-- begin --

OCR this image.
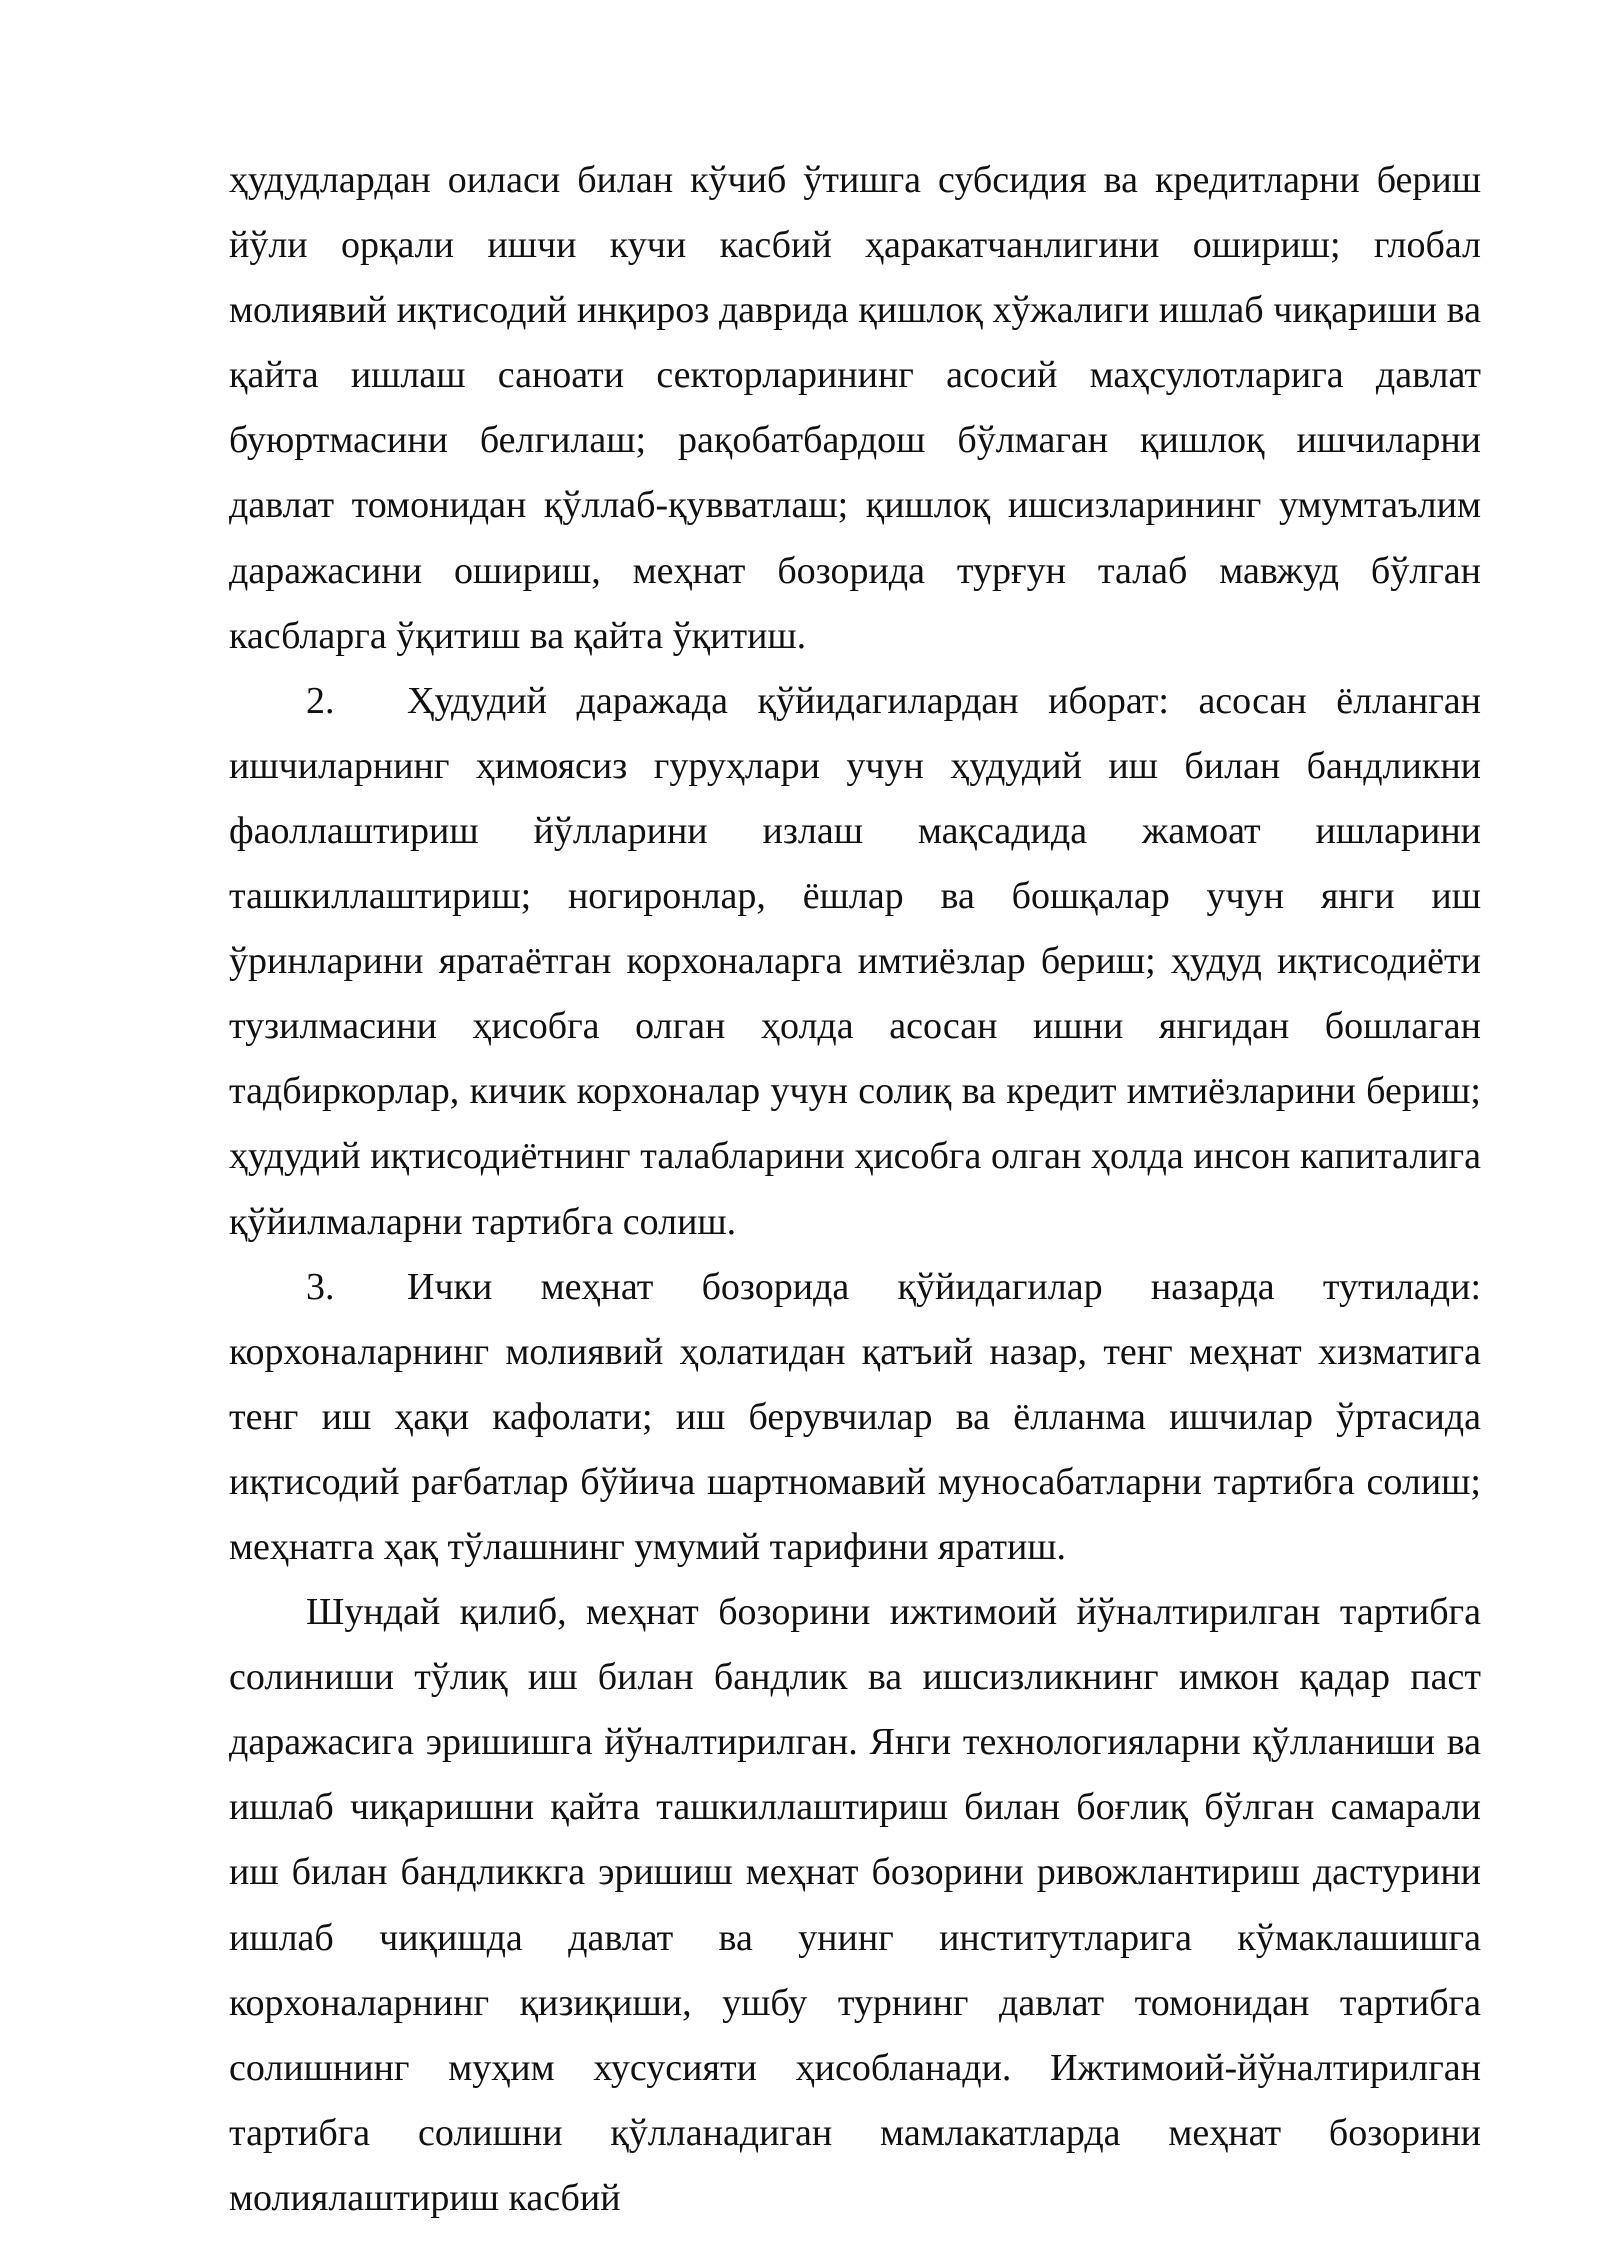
ҳудудлардан оиласи билан кўчиб ўтишга субсидия ва кредитларни бериш йўли орқали ишчи кучи касбий ҳаракатчанлигини ошириш; глобал молиявий иқтисодий инқироз даврида қишлоқ хўжалиги ишлаб чиқариши ва қайта ишлаш саноати секторларининг асосий маҳсулотларига давлат буюртмасини белгилаш; рақобатбардош бўлмаган қишлоқ ишчиларни давлат томонидан қўллаб-қувватлаш; қишлоқ ишсизларининг умумтаълим даражасини ошириш, меҳнат бозорида турғун талаб мавжуд бўлган касбларга ўқитиш ва қайта ўқитиш.

2. Ҳудудий даражада қўйидагилардан иборат: асосан ёлланган ишчиларнинг ҳимоясиз гуруҳлари учун ҳудудий иш билан бандликни фаоллаштириш йўлларини излаш мақсадида жамоат ишларини ташкиллаштириш; ногиронлар, ёшлар ва бошқалар учун янги иш ўринларини яратаётган корхоналарга имтиёзлар бериш; ҳудуд иқтисодиёти тузилмасини ҳисобга олган ҳолда асосан ишни янгидан бошлаган тадбиркорлар, кичик корхоналар учун солиқ ва кредит имтиёзларини бериш; ҳудудий иқтисодиётнинг талабларини ҳисобга олган ҳолда инсон капиталига қўйилмаларни тартибга солиш.

3. Ички меҳнат бозорида қўйидагилар назарда тутилади: корхоналарнинг молиявий ҳолатидан қатъий назар, тенг меҳнат хизматига тенг иш ҳақи кафолати; иш берувчилар ва ёлланма ишчилар ўртасида иқтисодий рағбатлар бўйича шартномавий муносабатларни тартибга солиш; меҳнатга ҳақ тўлашнинг умумий тарифини яратиш.

Шундай қилиб, меҳнат бозорини ижтимоий йўналтирилган тартибга солиниши тўлиқ иш билан бандлик ва ишсизликнинг имкон қадар паст даражасига эришишга йўналтирилган. Янги технологияларни қўлланиши ва ишлаб чиқаришни қайта ташкиллаштириш билан боғлиқ бўлган самарали иш билан бандликкга эришиш меҳнат бозорини ривожлантириш дастурини ишлаб чиқишда давлат ва унинг институтларига кўмаклашишга корхоналарнинг қизиқиши, ушбу турнинг давлат томонидан тартибга солишнинг муҳим хусусияти ҳисобланади. Ижтимоий-йўналтирилган тартибга солишни қўлланадиган мамлакатларда меҳнат бозорини молиялаштириш касбий
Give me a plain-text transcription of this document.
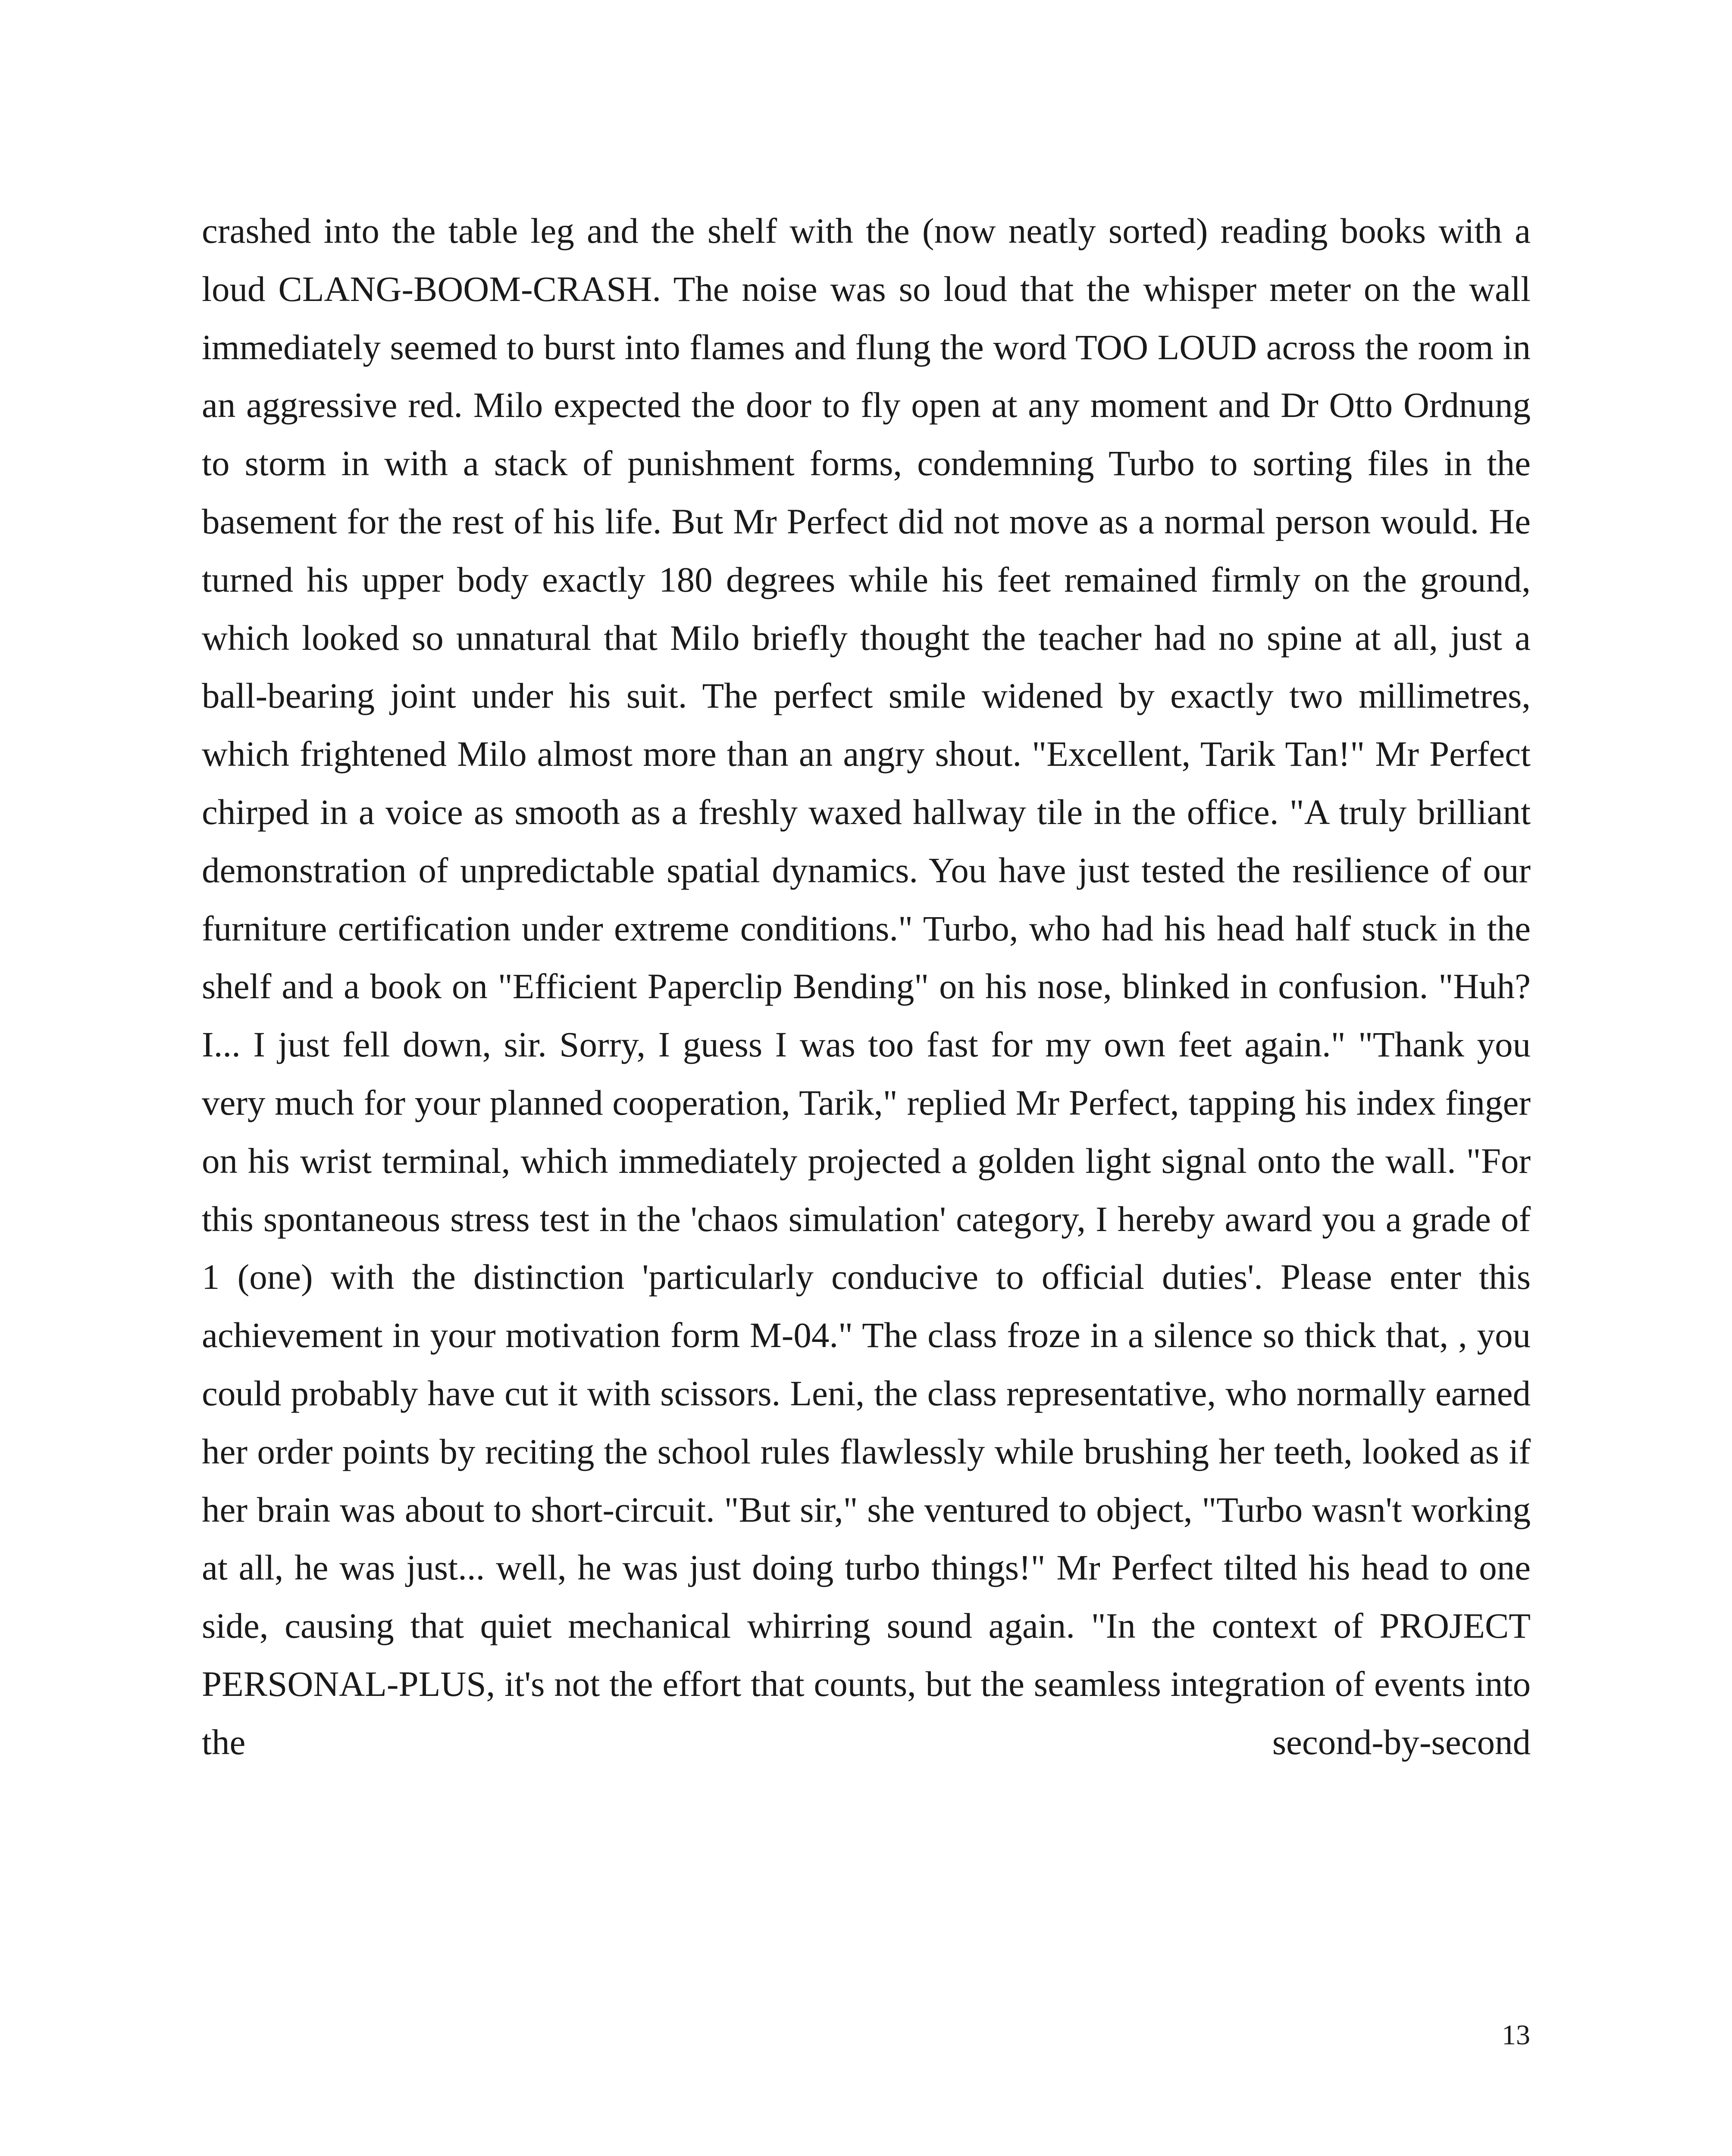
crashed into the table leg and the shelf with the (now neatly sorted) reading books with a loud CLANG-BOOM-CRASH. The noise was so loud that the whisper meter on the wall immediately seemed to burst into flames and flung the word TOO LOUD across the room in an aggressive red. Milo expected the door to fly open at any moment and Dr Otto Ordnung to storm in with a stack of punishment forms, condemning Turbo to sorting files in the basement for the rest of his life. But Mr Perfect did not move as a normal person would. He turned his upper body exactly 180 degrees while his feet remained firmly on the ground, which looked so unnatural that Milo briefly thought the teacher had no spine at all, just a ball-bearing joint under his suit. The perfect smile widened by exactly two millimetres, which frightened Milo almost more than an angry shout. "Excellent, Tarik Tan!" Mr Perfect chirped in a voice as smooth as a freshly waxed hallway tile in the office. "A truly brilliant demonstration of unpredictable spatial dynamics. You have just tested the resilience of our furniture certification under extreme conditions." Turbo, who had his head half stuck in the shelf and a book on "Efficient Paperclip Bending" on his nose, blinked in confusion. "Huh? I... I just fell down, sir. Sorry, I guess I was too fast for my own feet again." "Thank you very much for your planned cooperation, Tarik," replied Mr Perfect, tapping his index finger on his wrist terminal, which immediately projected a golden light signal onto the wall. "For this spontaneous stress test in the 'chaos simulation' category, I hereby award you a grade of 1 (one) with the distinction 'particularly conducive to official duties'. Please enter this achievement in your motivation form M-04." The class froze in a silence so thick that, , you could probably have cut it with scissors. Leni, the class representative, who normally earned her order points by reciting the school rules flawlessly while brushing her teeth, looked as if her brain was about to short-circuit. "But sir," she ventured to object, "Turbo wasn't working at all, he was just... well, he was just doing turbo things!" Mr Perfect tilted his head to one side, causing that quiet mechanical whirring sound again. "In the context of PROJECT PERSONAL-PLUS, it's not the effort that counts, but the seamless integration of events into the second-by-second

13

-- end --

▸ **Requirements**: Restate the listing above word for word, and skip the pictures.

▸ **Solution**:
OCR this image.
ҳудудлардан оиласи билан кўчиб ўтишга субсидия ва кредитларни бериш йўли орқали ишчи кучи касбий ҳаракатчанлигини ошириш; глобал молиявий иқтисодий инқироз даврида қишлоқ хўжалиги ишлаб чиқариши ва қайта ишлаш саноати секторларининг асосий маҳсулотларига давлат буюртмасини белгилаш; рақобатбардош бўлмаган қишлоқ ишчиларни давлат томонидан қўллаб-қувватлаш; қишлоқ ишсизларининг умумтаълим даражасини ошириш, меҳнат бозорида турғун талаб мавжуд бўлган касбларга ўқитиш ва қайта ўқитиш.

2. Ҳудудий даражада қўйидагилардан иборат: асосан ёлланган ишчиларнинг ҳимоясиз гуруҳлари учун ҳудудий иш билан бандликни фаоллаштириш йўлларини излаш мақсадида жамоат ишларини ташкиллаштириш; ногиронлар, ёшлар ва бошқалар учун янги иш ўринларини яратаётган корхоналарга имтиёзлар бериш; ҳудуд иқтисодиёти тузилмасини ҳисобга олган ҳолда асосан ишни янгидан бошлаган тадбиркорлар, кичик корхоналар учун солиқ ва кредит имтиёзларини бериш; ҳудудий иқтисодиётнинг талабларини ҳисобга олган ҳолда инсон капиталига қўйилмаларни тартибга солиш.

3. Ички меҳнат бозорида қўйидагилар назарда тутилади: корхоналарнинг молиявий ҳолатидан қатъий назар, тенг меҳнат хизматига тенг иш ҳақи кафолати; иш берувчилар ва ёлланма ишчилар ўртасида иқтисодий рағбатлар бўйича шартномавий муносабатларни тартибга солиш; меҳнатга ҳақ тўлашнинг умумий тарифини яратиш.

Шундай қилиб, меҳнат бозорини ижтимоий йўналтирилган тартибга солиниши тўлиқ иш билан бандлик ва ишсизликнинг имкон қадар паст даражасига эришишга йўналтирилган. Янги технологияларни қўлланиши ва ишлаб чиқаришни қайта ташкиллаштириш билан боғлиқ бўлган самарали иш билан бандликкга эришиш меҳнат бозорини ривожлантириш дастурини ишлаб чиқишда давлат ва унинг институтларига кўмаклашишга корхоналарнинг қизиқиши, ушбу турнинг давлат томонидан тартибга солишнинг муҳим хусусияти ҳисобланади. Ижтимоий-йўналтирилган тартибга солишни қўлланадиган мамлакатларда меҳнат бозорини молиялаштириш касбий
Give me a plain-text transcription of this document.
crashed into the table leg and the shelf with the (now neatly sorted) reading books with a loud CLANG-BOOM-CRASH. The noise was so loud that the whisper meter on the wall immediately seemed to burst into flames and flung the word TOO LOUD across the room in an aggressive red. Milo expected the door to fly open at any moment and Dr Otto Ordnung to storm in with a stack of punishment forms, condemning Turbo to sorting files in the basement for the rest of his life. But Mr Perfect did not move as a normal person would. He turned his upper body exactly 180 degrees while his feet remained firmly on the ground, which looked so unnatural that Milo briefly thought the teacher had no spine at all, just a ball-bearing joint under his suit. The perfect smile widened by exactly two millimetres, which frightened Milo almost more than an angry shout. "Excellent, Tarik Tan!" Mr Perfect chirped in a voice as smooth as a freshly waxed hallway tile in the office. "A truly brilliant demonstration of unpredictable spatial dynamics. You have just tested the resilience of our furniture certification under extreme conditions." Turbo, who had his head half stuck in the shelf and a book on "Efficient Paperclip Bending" on his nose, blinked in confusion. "Huh? I... I just fell down, sir. Sorry, I guess I was too fast for my own feet again." "Thank you very much for your planned cooperation, Tarik," replied Mr Perfect, tapping his index finger on his wrist terminal, which immediately projected a golden light signal onto the wall. "For this spontaneous stress test in the 'chaos simulation' category, I hereby award you a grade of 1 (one) with the distinction 'particularly conducive to official duties'. Please enter this achievement in your motivation form M-04." The class froze in a silence so thick that, , you could probably have cut it with scissors. Leni, the class representative, who normally earned her order points by reciting the school rules flawlessly while brushing her teeth, looked as if her brain was about to short-circuit. "But sir," she ventured to object, "Turbo wasn't working at all, he was just... well, he was just doing turbo things!" Mr Perfect tilted his head to one side, causing that quiet mechanical whirring sound again. "In the context of PROJECT PERSONAL-PLUS, it's not the effort that counts, but the seamless integration of events into the second-by-second

13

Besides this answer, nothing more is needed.